## [TASK OBJECTIVE]
Identify every line in the records below that contains the word "gaywonk", and copy each of those lines.

Records from a collection
--- start ---
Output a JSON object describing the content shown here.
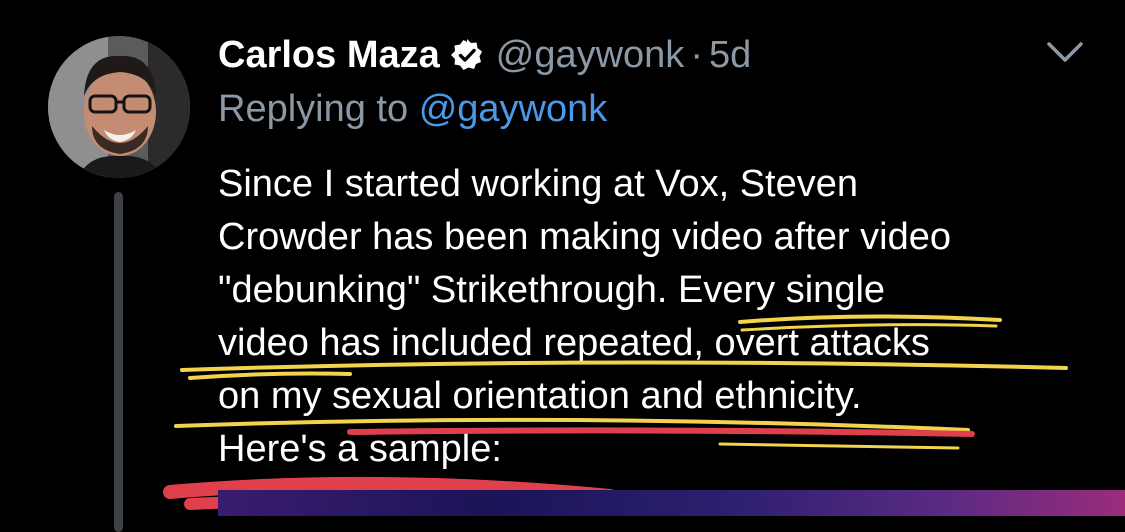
{
  "tweet": {
    "display_name": "Carlos Maza",
    "handle": "@gaywonk",
    "separator": "·",
    "time": "5d",
    "replying_prefix": "Replying to",
    "replying_handle": "@gaywonk",
    "text_lines": [
      "Since I started working at Vox, Steven",
      "Crowder has been making video after video",
      "\"debunking\" Strikethrough. Every single",
      "video has included repeated, overt attacks",
      "on my sexual orientation and ethnicity.",
      "Here's a sample:"
    ]
  },
  "icons": {
    "verified": "verified-badge-icon",
    "menu": "chevron-down-icon"
  },
  "colors": {
    "background": "#000000",
    "text": "#ffffff",
    "secondary_text": "#8b98a5",
    "link": "#4a99e9",
    "highlight_yellow": "#f2d34c",
    "highlight_red": "#e0404c",
    "thread_line": "#3e4144"
  }
}
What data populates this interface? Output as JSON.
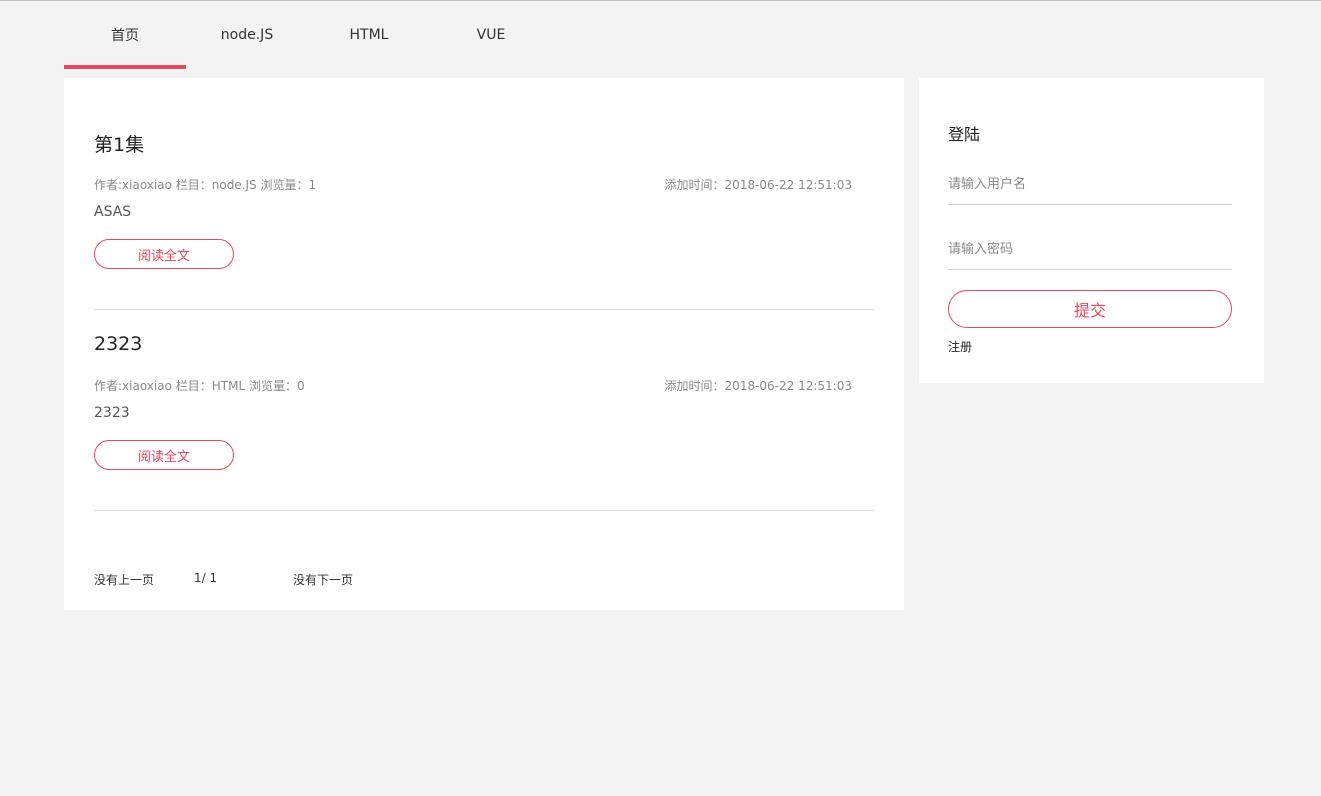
{
  "nav": {
    "items": [
      {
        "label": "首页",
        "active": true
      },
      {
        "label": "node.JS",
        "active": false
      },
      {
        "label": "HTML",
        "active": false
      },
      {
        "label": "VUE",
        "active": false
      }
    ]
  },
  "articles": [
    {
      "title": "第1集",
      "meta_left": "作者:xiaoxiao 栏目：node.JS 浏览量：1",
      "meta_right": "添加时间：2018-06-22 12:51:03",
      "summary": "ASAS",
      "read_label": "阅读全文"
    },
    {
      "title": "2323",
      "meta_left": "作者:xiaoxiao 栏目：HTML 浏览量：0",
      "meta_right": "添加时间：2018-06-22 12:51:03",
      "summary": "2323",
      "read_label": "阅读全文"
    }
  ],
  "pager": {
    "prev": "没有上一页",
    "page": "1/ 1",
    "next": "没有下一页"
  },
  "login": {
    "title": "登陆",
    "username_placeholder": "请输入用户名",
    "password_placeholder": "请输入密码",
    "submit_label": "提交",
    "register_label": "注册"
  },
  "colors": {
    "accent": "#e8475c",
    "background": "#f3f3f3",
    "panel": "#ffffff"
  }
}
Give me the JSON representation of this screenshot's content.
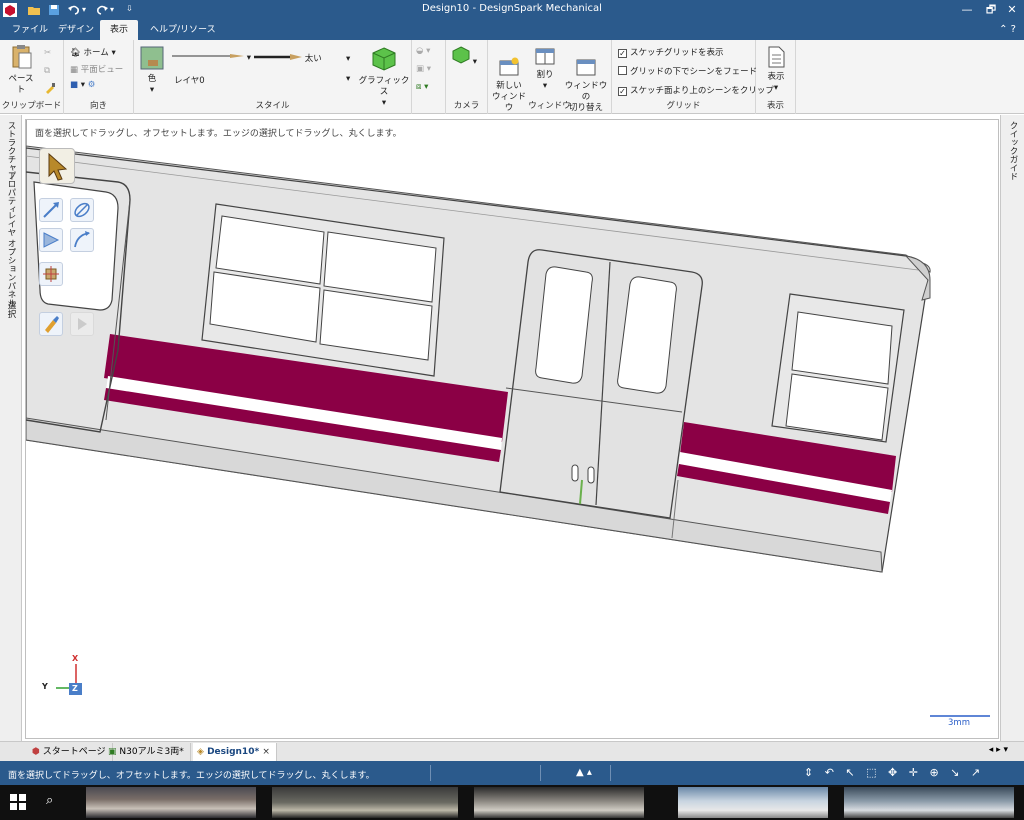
{
  "window": {
    "title": "Design10 - DesignSpark Mechanical",
    "controls": [
      "—",
      "🗗",
      "✕"
    ]
  },
  "menu": {
    "tabs": [
      {
        "label": "ファイル"
      },
      {
        "label": "デザイン"
      },
      {
        "label": "表示",
        "active": true
      },
      {
        "label": "ヘルプ/リソース"
      }
    ],
    "help_glyph": "⌃ ?"
  },
  "ribbon": {
    "clipboard": {
      "paste_label": "ペースト",
      "group_label": "クリップボード"
    },
    "orient": {
      "home_label": "ホーム",
      "plan_view_label": "平面ビュー",
      "group_label": "向き"
    },
    "style": {
      "color_label": "色",
      "layer_label": "レイヤ0",
      "line_weight_label": "太い",
      "graphics_label": "グラフィックス",
      "group_label": "スタイル"
    },
    "camera": {
      "group_label": "カメラ"
    },
    "window": {
      "new_window_label": "新しい\nウィンドウ",
      "split_label": "割り",
      "switch_window_label": "ウィンドウの\n切り替え",
      "group_label": "ウィンドウ"
    },
    "grid": {
      "show_sketch_grid": {
        "label": "スケッチグリッドを表示",
        "checked": true
      },
      "fade_scene": {
        "label": "グリッドの下でシーンをフェード",
        "checked": false
      },
      "clip_scene": {
        "label": "スケッチ面より上のシーンをクリップ",
        "checked": true
      },
      "group_label": "グリッド"
    },
    "show": {
      "show_label": "表示",
      "group_label": "表示"
    }
  },
  "left_panel_tabs": [
    "ストラクチャー",
    "プロパティ",
    "レイヤ",
    "オプションパネル",
    "選択"
  ],
  "right_panel_tabs": [
    "クイックガイド"
  ],
  "canvas": {
    "hint": "面を選択してドラッグし、オフセットします。エッジの選択してドラッグし、丸くします。",
    "scale_label": "3mm",
    "triad": {
      "x": "X",
      "y": "Y",
      "z": "Z"
    },
    "colors": {
      "stripe": "#8b0045",
      "body": "#e4e4e4"
    }
  },
  "doc_tabs": [
    {
      "label": "スタートページ"
    },
    {
      "label": "N30アルミ3両*"
    },
    {
      "label": "Design10*",
      "active": true
    }
  ],
  "status": {
    "text": "面を選択してドラッグし、オフセットします。エッジの選択してドラッグし、丸くします。"
  }
}
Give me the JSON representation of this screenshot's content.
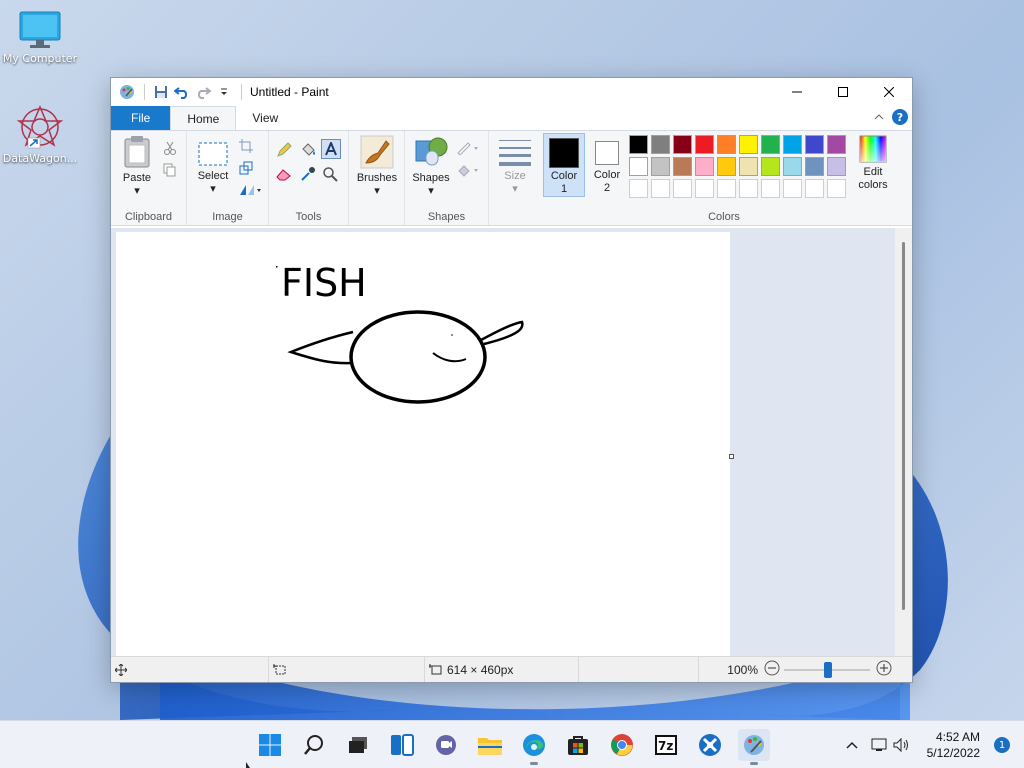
{
  "desktop": {
    "icons": [
      {
        "label": "My Computer"
      },
      {
        "label": "DataWagon..."
      }
    ]
  },
  "window": {
    "title": "Untitled - Paint"
  },
  "tabs": [
    {
      "label": "File"
    },
    {
      "label": "Home"
    },
    {
      "label": "View"
    }
  ],
  "ribbon": {
    "clipboard": {
      "paste": "Paste",
      "group": "Clipboard"
    },
    "image": {
      "select": "Select",
      "group": "Image"
    },
    "tools": {
      "group": "Tools"
    },
    "brushes": {
      "label": "Brushes"
    },
    "shapes": {
      "label": "Shapes",
      "group": "Shapes"
    },
    "size": {
      "label": "Size"
    },
    "color1": {
      "line1": "Color",
      "line2": "1"
    },
    "color2": {
      "line1": "Color",
      "line2": "2"
    },
    "edit_colors": {
      "line1": "Edit",
      "line2": "colors"
    },
    "colors_group": "Colors",
    "palette_row1": [
      "#000000",
      "#7f7f7f",
      "#880015",
      "#ed1c24",
      "#ff7f27",
      "#fff200",
      "#22b14c",
      "#00a2e8",
      "#3f48cc",
      "#a349a4"
    ],
    "palette_row2": [
      "#ffffff",
      "#c3c3c3",
      "#b97a57",
      "#ffaec9",
      "#ffc90e",
      "#efe4b0",
      "#b5e61d",
      "#99d9ea",
      "#7092be",
      "#c8bfe7"
    ],
    "palette_row3": [
      "#ffffff",
      "#ffffff",
      "#ffffff",
      "#ffffff",
      "#ffffff",
      "#ffffff",
      "#ffffff",
      "#ffffff",
      "#ffffff",
      "#ffffff"
    ],
    "color1_value": "#000000",
    "color2_value": "#ffffff"
  },
  "canvas": {
    "text": "FISH"
  },
  "status": {
    "dimensions": "614 × 460px",
    "zoom": "100%"
  },
  "taskbar": {
    "time": "4:52 AM",
    "date": "5/12/2022",
    "notifications": "1"
  }
}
--- end ---
## [RESPONSE TO THE TASK]
    "handle": "@gaywonk",
    "replying_handle": "@gaywonk",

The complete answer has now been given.